The protests currently going on in Hong Kong are so important to ongoing debates about the city’s identity and relationship with China that they deserved careful consideration and discussion. Yet many of my attempts to discuss this with colleagues have quickly departed from detailed investigations of what is actually going on now (which is usually disturbing) to some sort of prediction of what the future will hold. Perhaps it is the very nature of a crisis that we seek for assurances that either everything will go back to normal, or the entire systems will collapse, even when neither outcome is entirely foreseeable. The human mind simply prefers the assurance of any outcome to the discomfort of living with the unknown.
The following essay will attempt to problematize this tendency by examining issues at three distinct levels of analysis. First, I want to discuss why predicting the PRC’s actions in Hong Kong may be more difficult than many analysts suggest. I will do so by introducing a critical concept from game theory. Second, I will turn my attention to the southern Chinese martial arts and discuss why they have been largely absent from this debate (at least publicly) and what that suggests about the extent of the social dislocation currently being experienced by the city’s residents. Lastly, I would like to examine one specific case where a group of martial artists did appear to take a stand on these issues. Yet a deeper examination of this case reveals the all-pervasive fog of war. Political scientists dislike making predictions because they are aware that without the benefit of historical distance, what might at first appear to be “critical social indicators” may actually be problematic discourses that are driving the conflict. None of this is meant to argue that the situation in Hong Kong is not important, or that we should not be discussing it (especially as it relates to the martial arts). But I hope that it acts as a reminder not to confuse what we actually see (which is often limited and confusing), for what we think we know.
“China Would Never….”
So many macro-level foreign policy discussion seem to begin with the foregoing formula. I have lost track of how many experts I have talked with over the last month who argued that while events in Hong Kong were escalating in unpredictable ways, China would neverdo any number of things from attempting to suppress the foreign press in Hong Kong to sending paramilitary or PLA forces across the border. Generally speaking, these sorts of predictions are based on some sort of unspoken or subconscious model of state behavior.
One of the most common of these has to do with the power of the international press to affect a country’s reputation. Reputation is a critical resource in international politics as no state has enough power or money to fight every potential battle with enemies and allies alike. States seek to build and maintain good will with their partners as it lowers the cost of doing business. And states seek to build a reputation for being strong, skilled opponents with their enemies so that they can deter non-essential conflicts.
History is full of examples of states who paid the price for ignoring the importance of reputation costs. The Japanese, emboldened by the success of their invasion of Manchuria, an isolated area of the world where they could shape the emerging media narrative, made the mistake of thinking that a move against Shanghai would be equally costless. However, a large percentage of the global press corps was stationed in Shanghai in the early 1930s and Japan was forced to spend the next few years undoing the very real economic and diplomatic damage that it caused itself. It would be easy to liken the current crisis in Hong Kong to a situation like that. The PLA would never move across the border as the global press is watching.

Data extract =
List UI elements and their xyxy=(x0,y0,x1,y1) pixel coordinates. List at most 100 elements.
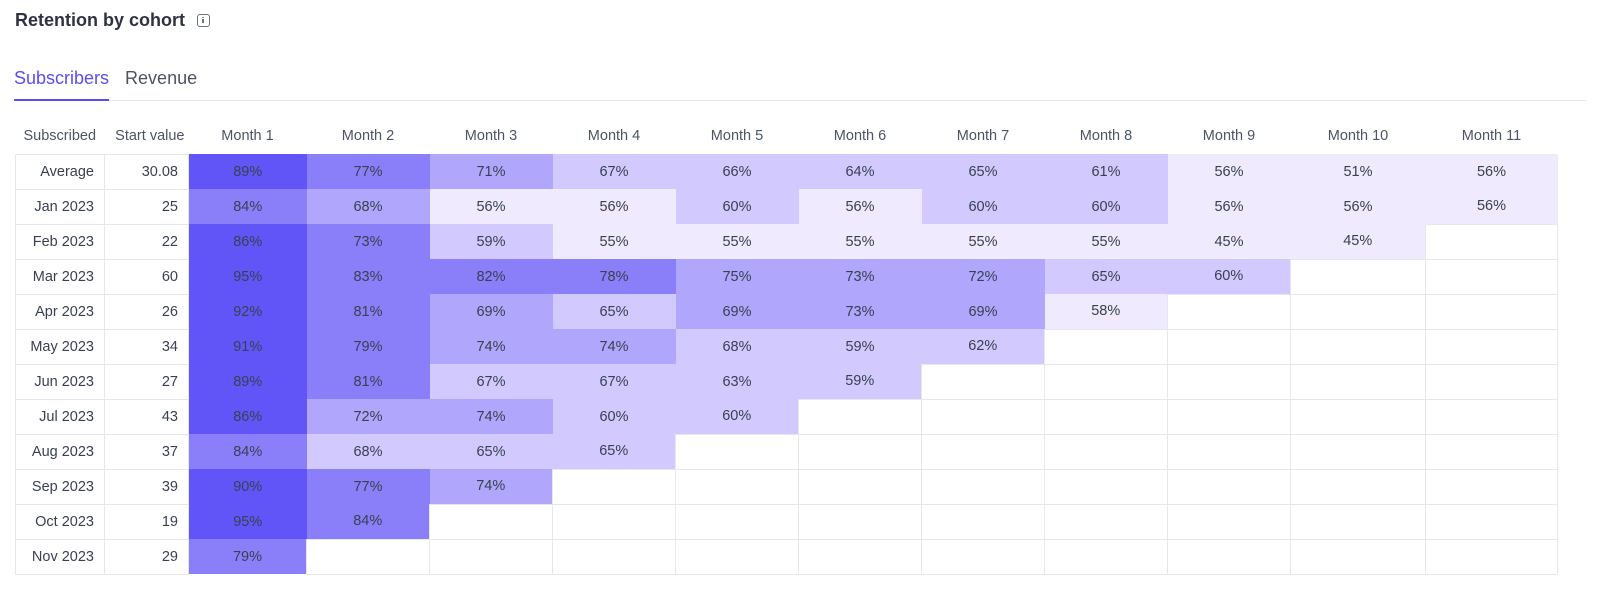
retention-cell[interactable]: 55% xyxy=(921,224,1045,259)
retention-cell[interactable]: 95% xyxy=(188,504,307,539)
retention-cell[interactable]: 60% xyxy=(1167,259,1291,294)
empty-cell xyxy=(1290,363,1426,400)
retention-cell[interactable]: 68% xyxy=(306,434,430,469)
retention-cell[interactable]: 56% xyxy=(552,189,676,224)
retention-cell[interactable]: 60% xyxy=(552,399,676,434)
empty-cell xyxy=(306,538,430,575)
retention-cell[interactable]: 69% xyxy=(675,294,799,329)
retention-cell[interactable]: 59% xyxy=(798,329,922,364)
retention-cell[interactable]: 69% xyxy=(921,294,1045,329)
retention-cell[interactable]: 55% xyxy=(1044,224,1168,259)
retention-cell[interactable]: 56% xyxy=(1167,189,1291,224)
retention-cell[interactable]: 65% xyxy=(552,434,676,469)
retention-cell[interactable]: 79% xyxy=(188,539,307,574)
retention-cell[interactable]: 73% xyxy=(306,224,430,259)
retention-cell[interactable]: 86% xyxy=(188,399,307,434)
retention-cell[interactable]: 68% xyxy=(675,329,799,364)
retention-cell[interactable]: 92% xyxy=(188,294,307,329)
retention-cell[interactable]: 61% xyxy=(1044,154,1168,189)
column-header: Start value xyxy=(115,127,185,144)
retention-cell[interactable]: 56% xyxy=(1167,154,1291,189)
retention-cell[interactable]: 58% xyxy=(1044,294,1168,329)
retention-cell[interactable]: 67% xyxy=(429,364,553,399)
retention-cell[interactable]: 89% xyxy=(188,364,307,399)
empty-cell xyxy=(1044,503,1168,540)
retention-cell[interactable]: 60% xyxy=(675,399,799,434)
retention-cell[interactable]: 55% xyxy=(552,224,676,259)
retention-cell[interactable]: 45% xyxy=(1290,224,1426,259)
column-header: Month 11 xyxy=(1461,128,1522,144)
retention-cell[interactable]: 59% xyxy=(429,224,553,259)
retention-cell[interactable]: 77% xyxy=(306,469,430,504)
column-header: Month 6 xyxy=(833,128,887,144)
retention-cell[interactable]: 86% xyxy=(188,224,307,259)
retention-cell[interactable]: 79% xyxy=(306,329,430,364)
retention-cell[interactable]: 75% xyxy=(675,259,799,294)
retention-cell[interactable]: 64% xyxy=(798,154,922,189)
retention-cell[interactable]: 69% xyxy=(429,294,553,329)
table-row: Average 30.08 89% 77% 71% 67% 66% 64% 65% 61% 56% 5… xyxy=(15,153,1558,190)
retention-cell[interactable]: 60% xyxy=(921,189,1045,224)
retention-cell[interactable]: 68% xyxy=(306,189,430,224)
retention-cell[interactable]: 90% xyxy=(188,469,307,504)
retention-cell[interactable]: 66% xyxy=(675,154,799,189)
retention-cell[interactable]: 74% xyxy=(429,469,553,504)
retention-cell[interactable]: 59% xyxy=(798,364,922,399)
empty-cell xyxy=(1167,538,1291,575)
retention-cell[interactable]: 67% xyxy=(552,364,676,399)
retention-cell[interactable]: 82% xyxy=(429,259,553,294)
retention-cell[interactable]: 45% xyxy=(1167,224,1291,259)
empty-cell xyxy=(1044,433,1168,470)
empty-cell xyxy=(921,398,1045,435)
retention-cell[interactable]: 72% xyxy=(921,259,1045,294)
retention-cell[interactable]: 65% xyxy=(552,294,676,329)
retention-cell[interactable]: 56% xyxy=(798,189,922,224)
retention-cell[interactable]: 67% xyxy=(552,154,676,189)
retention-cell[interactable]: 60% xyxy=(675,189,799,224)
retention-cell[interactable]: 74% xyxy=(429,329,553,364)
retention-cell[interactable]: 63% xyxy=(675,364,799,399)
retention-cell[interactable]: 60% xyxy=(1044,189,1168,224)
retention-cell[interactable]: 65% xyxy=(429,434,553,469)
retention-cell[interactable]: 89% xyxy=(188,154,307,189)
empty-cell xyxy=(675,538,799,575)
retention-cell[interactable]: 62% xyxy=(921,329,1045,364)
retention-cell[interactable]: 74% xyxy=(552,329,676,364)
retention-cell[interactable]: 72% xyxy=(306,399,430,434)
info-icon[interactable] xyxy=(197,13,210,27)
start-value: 39 xyxy=(104,468,189,505)
retention-cell[interactable]: 81% xyxy=(306,294,430,329)
tab-revenue[interactable]: Revenue xyxy=(125,68,198,88)
retention-cell[interactable]: 55% xyxy=(798,224,922,259)
start-value: 27 xyxy=(104,363,189,400)
retention-cell[interactable]: 84% xyxy=(306,504,430,539)
retention-cell[interactable]: 77% xyxy=(306,154,430,189)
retention-cell[interactable]: 95% xyxy=(188,259,307,294)
retention-cell[interactable]: 51% xyxy=(1290,154,1426,189)
retention-cell[interactable]: 83% xyxy=(306,259,430,294)
retention-cell[interactable]: 74% xyxy=(429,399,553,434)
retention-cell[interactable]: 84% xyxy=(188,434,307,469)
empty-cell xyxy=(1044,328,1168,365)
retention-cell[interactable]: 56% xyxy=(1425,189,1558,224)
retention-cell[interactable]: 81% xyxy=(306,364,430,399)
retention-cell[interactable]: 78% xyxy=(552,259,676,294)
retention-cell[interactable]: 73% xyxy=(798,259,922,294)
retention-cell[interactable]: 56% xyxy=(1425,154,1558,189)
cohort-table: Subscribed Start value Month 1 Month 2 Month… xyxy=(15,118,1558,575)
retention-cell[interactable]: 65% xyxy=(1044,259,1168,294)
retention-cell[interactable]: 55% xyxy=(675,224,799,259)
cohort-label: Apr 2023 xyxy=(15,293,105,330)
start-value: 22 xyxy=(104,223,189,260)
table-row: Jan 2023 25 84% 68% 56% 56% 60% 56% 60% 60% 56% 56%… xyxy=(15,188,1558,225)
retention-cell[interactable]: 71% xyxy=(429,154,553,189)
table-row: May 2023 34 91% 79% 74% 74% 68% 59% 62% xyxy=(15,328,1558,365)
retention-cell[interactable]: 65% xyxy=(921,154,1045,189)
tab-subscribers[interactable]: Subscribers xyxy=(14,64,110,101)
empty-cell xyxy=(1425,328,1558,365)
retention-cell[interactable]: 84% xyxy=(188,189,307,224)
retention-cell[interactable]: 56% xyxy=(429,189,553,224)
retention-cell[interactable]: 56% xyxy=(1290,189,1426,224)
retention-cell[interactable]: 73% xyxy=(798,294,922,329)
retention-cell[interactable]: 91% xyxy=(188,329,307,364)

Exercise tasks =
A - Reproduce word for word the part of the Hong Kong protests essay starting at "The protests currently" and ending at "with the unknown.".
B - In the Hong Kong protests essay, what field does the author draw a critical concept from to explain why the PRC's actions in Hong Kong may be hard to predict?
C - Decide whether each statement agrees with the Hong Kong protests essay. Answer yes or no, and quote the words from the essay that settle it.
(i) The essay examines issues at three distinct levels of analysis.
(ii) Japan invaded Manchuria in an area where much of the global press was watching.
(iii) The author argues that the situation in Hong Kong should not be discussed.

Exercise solutions =
A -
The protests currently going on in Hong Kong are so important to ongoing debates about the city’s identity and relationship with China that they deserved careful consideration and discussion. Yet many of my attempts to discuss this with colleagues have quickly departed from detailed investigations of what is actually going on now (which is usually disturbing) to some sort of prediction of what the future will hold. Perhaps it is the very nature of a crisis that we seek for assurances that either everything will go back to normal, or the entire systems will collapse, even when neither outcome is entirely foreseeable. The human mind simply prefers the assurance of any outcome to the discomfort of living with the unknown.

B - Game theory.

C -
(i) Yes: "by examining issues at three distinct levels of analysis"
(ii) No: "an isolated area of the world where they could shape the emerging media narrative"
(iii) No: "None of this is meant to argue that the situation in Hong Kong is not important, or that we should not be discussing it"